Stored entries
■ ■ ■ ■ ■ ■ ■

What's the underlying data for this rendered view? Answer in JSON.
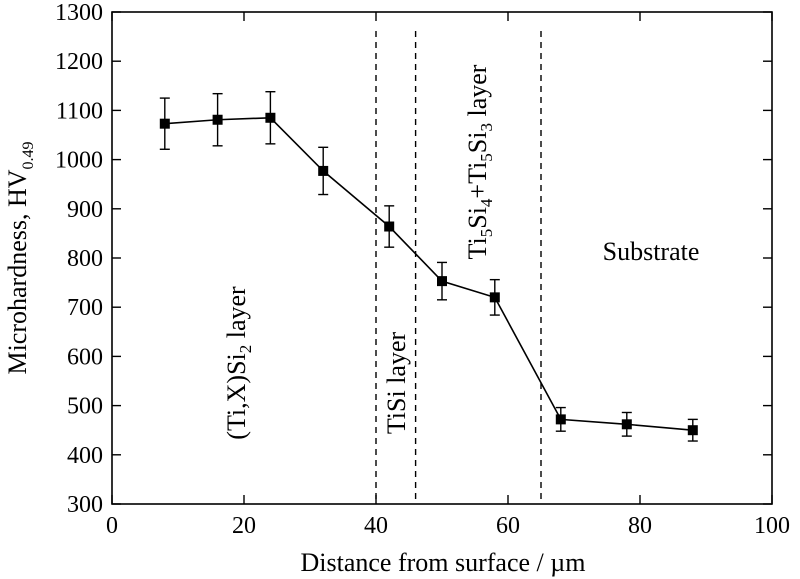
{
  "chart_data": {
    "type": "line",
    "xlabel": "Distance from surface / µm",
    "ylabel": {
      "main": "Microhardness, HV",
      "subscript": "0.49"
    },
    "xlim": [
      0,
      100
    ],
    "ylim": [
      300,
      1300
    ],
    "x_ticks": [
      "0",
      "20",
      "40",
      "60",
      "80",
      "100"
    ],
    "y_ticks": [
      "300",
      "400",
      "500",
      "600",
      "700",
      "800",
      "900",
      "1000",
      "1100",
      "1200",
      "1300"
    ],
    "grid": false,
    "marker": "square",
    "series": [
      {
        "x": [
          8,
          16,
          24,
          32,
          42,
          50,
          58,
          68,
          78,
          88
        ],
        "y": [
          1073,
          1081,
          1085,
          977,
          864,
          753,
          720,
          472,
          462,
          450
        ],
        "yerr": [
          52,
          53,
          53,
          48,
          42,
          38,
          36,
          24,
          24,
          22
        ]
      }
    ],
    "boundaries": [
      40,
      46,
      65
    ],
    "annotations": [
      {
        "id": "titsi2",
        "parts": [
          [
            "(Ti,X)Si",
            "n"
          ],
          [
            "2",
            "sub"
          ],
          [
            " layer",
            "n"
          ]
        ]
      },
      {
        "id": "tisi",
        "parts": [
          [
            "TiSi layer",
            "n"
          ]
        ]
      },
      {
        "id": "ti5si4",
        "parts": [
          [
            "Ti",
            "n"
          ],
          [
            "5",
            "sub"
          ],
          [
            "Si",
            "n"
          ],
          [
            "4",
            "sub"
          ],
          [
            "+Ti",
            "n"
          ],
          [
            "5",
            "sub"
          ],
          [
            "Si",
            "n"
          ],
          [
            "3",
            "sub"
          ],
          [
            " layer",
            "n"
          ]
        ]
      },
      {
        "id": "substrate",
        "parts": [
          [
            "Substrate",
            "n"
          ]
        ]
      }
    ]
  }
}
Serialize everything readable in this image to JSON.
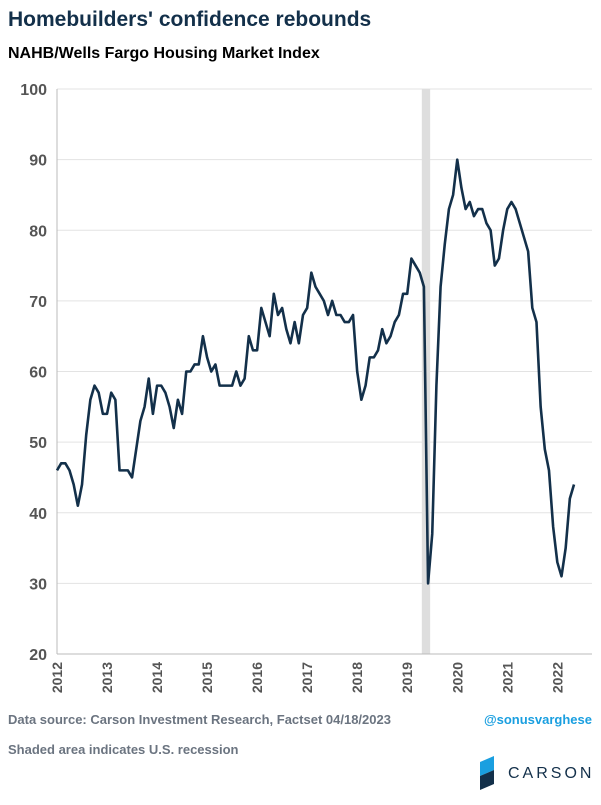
{
  "chart_data": {
    "type": "line",
    "title": "Homebuilders' confidence rebounds",
    "subtitle": "NAHB/Wells Fargo Housing Market Index",
    "source": "Data source: Carson Investment Research, Factset   04/18/2023",
    "handle": "@sonusvarghese",
    "note": "Shaded area indicates U.S. recession",
    "logo_text": "CARSON",
    "categories": [
      "2012",
      null,
      null,
      null,
      null,
      null,
      null,
      null,
      null,
      null,
      null,
      null,
      "2013",
      null,
      null,
      null,
      null,
      null,
      null,
      null,
      null,
      null,
      null,
      null,
      "2014",
      null,
      null,
      null,
      null,
      null,
      null,
      null,
      null,
      null,
      null,
      null,
      "2015",
      null,
      null,
      null,
      null,
      null,
      null,
      null,
      null,
      null,
      null,
      null,
      "2016",
      null,
      null,
      null,
      null,
      null,
      null,
      null,
      null,
      null,
      null,
      null,
      "2017",
      null,
      null,
      null,
      null,
      null,
      null,
      null,
      null,
      null,
      null,
      null,
      "2018",
      null,
      null,
      null,
      null,
      null,
      null,
      null,
      null,
      null,
      null,
      null,
      "2019",
      null,
      null,
      null,
      null,
      null,
      null,
      null,
      null,
      null,
      null,
      null,
      "2020",
      null,
      null,
      null,
      null,
      null,
      null,
      null,
      null,
      null,
      null,
      null,
      "2021",
      null,
      null,
      null,
      null,
      null,
      null,
      null,
      null,
      null,
      null,
      null,
      "2022",
      null,
      null,
      null,
      null
    ],
    "series": [
      {
        "name": "NAHB/Wells Fargo Housing Market Index",
        "color": "#13304a",
        "values": [
          46,
          47,
          47,
          46,
          44,
          41,
          44,
          51,
          56,
          58,
          57,
          54,
          54,
          57,
          56,
          46,
          46,
          46,
          45,
          49,
          53,
          55,
          59,
          54,
          58,
          58,
          57,
          55,
          52,
          56,
          54,
          60,
          60,
          61,
          61,
          65,
          62,
          60,
          61,
          58,
          58,
          58,
          58,
          60,
          58,
          59,
          65,
          63,
          63,
          69,
          67,
          65,
          71,
          68,
          69,
          66,
          64,
          67,
          64,
          68,
          69,
          74,
          72,
          71,
          70,
          68,
          70,
          68,
          68,
          67,
          67,
          68,
          60,
          56,
          58,
          62,
          62,
          63,
          66,
          64,
          65,
          67,
          68,
          71,
          71,
          76,
          75,
          74,
          72,
          30,
          37,
          58,
          72,
          78,
          83,
          85,
          90,
          86,
          83,
          84,
          82,
          83,
          83,
          81,
          80,
          75,
          76,
          80,
          83,
          84,
          83,
          81,
          79,
          77,
          69,
          67,
          55,
          49,
          46,
          38,
          33,
          31,
          35,
          42,
          44
        ]
      }
    ],
    "shaded_categories": [
      87,
      89
    ],
    "ylim": [
      20,
      100
    ],
    "yticks": [
      20,
      30,
      40,
      50,
      60,
      70,
      80,
      90,
      100
    ],
    "grid": true
  }
}
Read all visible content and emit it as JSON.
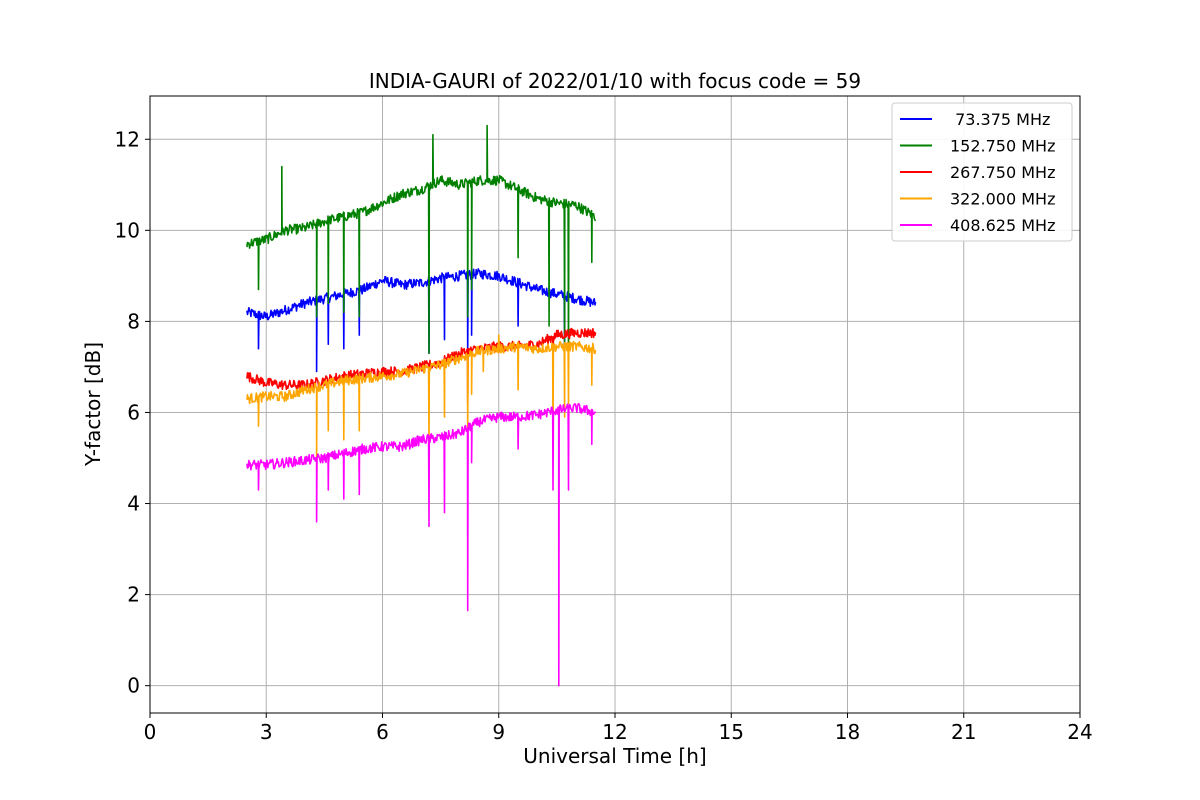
{
  "chart_data": {
    "type": "line",
    "title": "INDIA-GAURI of 2022/01/10 with focus code = 59",
    "xlabel": "Universal Time [h]",
    "ylabel": "Y-factor [dB]",
    "xlim": [
      0,
      24
    ],
    "ylim": [
      -0.6,
      12.95
    ],
    "x_ticks": [
      0,
      3,
      6,
      9,
      12,
      15,
      18,
      21,
      24
    ],
    "y_ticks": [
      0,
      2,
      4,
      6,
      8,
      10,
      12
    ],
    "grid": true,
    "legend_position": "top-right",
    "series": [
      {
        "name": " 73.375 MHz",
        "color": "#0000ff",
        "points": [
          [
            2.5,
            8.2
          ],
          [
            3.0,
            8.1
          ],
          [
            3.5,
            8.25
          ],
          [
            4.0,
            8.4
          ],
          [
            4.5,
            8.5
          ],
          [
            5.0,
            8.6
          ],
          [
            5.5,
            8.7
          ],
          [
            6.0,
            8.9
          ],
          [
            6.5,
            8.8
          ],
          [
            7.0,
            8.85
          ],
          [
            7.5,
            8.95
          ],
          [
            8.0,
            9.0
          ],
          [
            8.5,
            9.05
          ],
          [
            9.0,
            9.0
          ],
          [
            9.5,
            8.85
          ],
          [
            10.0,
            8.7
          ],
          [
            10.5,
            8.6
          ],
          [
            11.0,
            8.5
          ],
          [
            11.5,
            8.4
          ]
        ],
        "spikes": [
          [
            2.8,
            7.4
          ],
          [
            4.3,
            6.9
          ],
          [
            4.6,
            7.5
          ],
          [
            5.0,
            7.4
          ],
          [
            5.4,
            7.7
          ],
          [
            7.2,
            7.3
          ],
          [
            7.6,
            7.6
          ],
          [
            8.2,
            7.3
          ],
          [
            8.3,
            7.7
          ],
          [
            9.5,
            7.9
          ],
          [
            10.7,
            7.5
          ]
        ]
      },
      {
        "name": "152.750 MHz",
        "color": "#008000",
        "points": [
          [
            2.5,
            9.7
          ],
          [
            3.0,
            9.8
          ],
          [
            3.5,
            10.0
          ],
          [
            4.0,
            10.05
          ],
          [
            4.5,
            10.2
          ],
          [
            5.0,
            10.3
          ],
          [
            5.5,
            10.4
          ],
          [
            6.0,
            10.6
          ],
          [
            6.5,
            10.8
          ],
          [
            7.0,
            10.9
          ],
          [
            7.5,
            11.1
          ],
          [
            8.0,
            11.0
          ],
          [
            8.5,
            11.1
          ],
          [
            9.0,
            11.1
          ],
          [
            9.5,
            10.9
          ],
          [
            10.0,
            10.7
          ],
          [
            10.5,
            10.6
          ],
          [
            11.0,
            10.55
          ],
          [
            11.5,
            10.3
          ]
        ],
        "spikes": [
          [
            2.8,
            8.7
          ],
          [
            3.4,
            11.4
          ],
          [
            4.3,
            8.1
          ],
          [
            4.6,
            8.4
          ],
          [
            5.0,
            8.2
          ],
          [
            5.4,
            8.1
          ],
          [
            7.2,
            7.3
          ],
          [
            7.3,
            12.1
          ],
          [
            8.2,
            8.1
          ],
          [
            8.7,
            12.3
          ],
          [
            8.3,
            8.7
          ],
          [
            9.5,
            9.4
          ],
          [
            10.3,
            7.9
          ],
          [
            10.7,
            7.5
          ],
          [
            10.8,
            7.0
          ],
          [
            11.4,
            9.3
          ]
        ]
      },
      {
        "name": "267.750 MHz",
        "color": "#ff0000",
        "points": [
          [
            2.5,
            6.8
          ],
          [
            3.0,
            6.65
          ],
          [
            3.5,
            6.6
          ],
          [
            4.0,
            6.6
          ],
          [
            4.5,
            6.7
          ],
          [
            5.0,
            6.8
          ],
          [
            5.5,
            6.85
          ],
          [
            6.0,
            6.9
          ],
          [
            6.5,
            6.9
          ],
          [
            7.0,
            7.0
          ],
          [
            7.5,
            7.1
          ],
          [
            8.0,
            7.3
          ],
          [
            8.5,
            7.4
          ],
          [
            9.0,
            7.45
          ],
          [
            9.5,
            7.45
          ],
          [
            10.0,
            7.5
          ],
          [
            10.5,
            7.7
          ],
          [
            11.0,
            7.75
          ],
          [
            11.5,
            7.75
          ]
        ],
        "spikes": [
          [
            8.2,
            6.2
          ],
          [
            10.4,
            6.9
          ]
        ]
      },
      {
        "name": "322.000 MHz",
        "color": "#ffa500",
        "points": [
          [
            2.5,
            6.3
          ],
          [
            3.0,
            6.35
          ],
          [
            3.5,
            6.35
          ],
          [
            4.0,
            6.5
          ],
          [
            4.5,
            6.6
          ],
          [
            5.0,
            6.7
          ],
          [
            5.5,
            6.75
          ],
          [
            6.0,
            6.8
          ],
          [
            6.5,
            6.85
          ],
          [
            7.0,
            6.95
          ],
          [
            7.5,
            7.05
          ],
          [
            8.0,
            7.2
          ],
          [
            8.5,
            7.35
          ],
          [
            9.0,
            7.4
          ],
          [
            9.5,
            7.45
          ],
          [
            10.0,
            7.4
          ],
          [
            10.5,
            7.45
          ],
          [
            11.0,
            7.45
          ],
          [
            11.5,
            7.4
          ]
        ],
        "spikes": [
          [
            2.8,
            5.7
          ],
          [
            4.3,
            5.0
          ],
          [
            4.6,
            5.6
          ],
          [
            5.0,
            5.4
          ],
          [
            5.4,
            5.6
          ],
          [
            7.2,
            5.3
          ],
          [
            7.6,
            5.9
          ],
          [
            8.2,
            5.6
          ],
          [
            8.3,
            6.4
          ],
          [
            8.6,
            6.9
          ],
          [
            9.0,
            7.7
          ],
          [
            9.5,
            6.5
          ],
          [
            10.4,
            5.3
          ],
          [
            10.7,
            5.9
          ],
          [
            10.8,
            6.2
          ],
          [
            11.4,
            6.6
          ]
        ]
      },
      {
        "name": "408.625 MHz",
        "color": "#ff00ff",
        "points": [
          [
            2.5,
            4.85
          ],
          [
            3.0,
            4.85
          ],
          [
            3.5,
            4.9
          ],
          [
            4.0,
            4.95
          ],
          [
            4.5,
            5.0
          ],
          [
            5.0,
            5.1
          ],
          [
            5.5,
            5.2
          ],
          [
            6.0,
            5.25
          ],
          [
            6.5,
            5.25
          ],
          [
            7.0,
            5.4
          ],
          [
            7.5,
            5.45
          ],
          [
            8.0,
            5.55
          ],
          [
            8.5,
            5.8
          ],
          [
            9.0,
            5.9
          ],
          [
            9.5,
            5.9
          ],
          [
            10.0,
            5.95
          ],
          [
            10.5,
            6.05
          ],
          [
            11.0,
            6.1
          ],
          [
            11.5,
            6.0
          ]
        ],
        "spikes": [
          [
            2.8,
            4.3
          ],
          [
            4.3,
            3.6
          ],
          [
            4.6,
            4.3
          ],
          [
            5.0,
            4.1
          ],
          [
            5.4,
            4.2
          ],
          [
            7.2,
            3.5
          ],
          [
            7.6,
            3.8
          ],
          [
            8.2,
            1.65
          ],
          [
            8.3,
            4.9
          ],
          [
            9.5,
            5.2
          ],
          [
            10.4,
            4.3
          ],
          [
            10.55,
            0.0
          ],
          [
            10.8,
            4.3
          ],
          [
            11.4,
            5.3
          ]
        ]
      }
    ]
  }
}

■ ■ ■ ■ ■ ■ ■

- _Written exercise_:
In the material above, find each line that contains the word "color", and select it.

- _Problem solution_:
        "color": "#13304a",
        "color": "#0000ff",
        "color": "#008000",
        "color": "#ff0000",
        "color": "#ffa500",
        "color": "#ff00ff",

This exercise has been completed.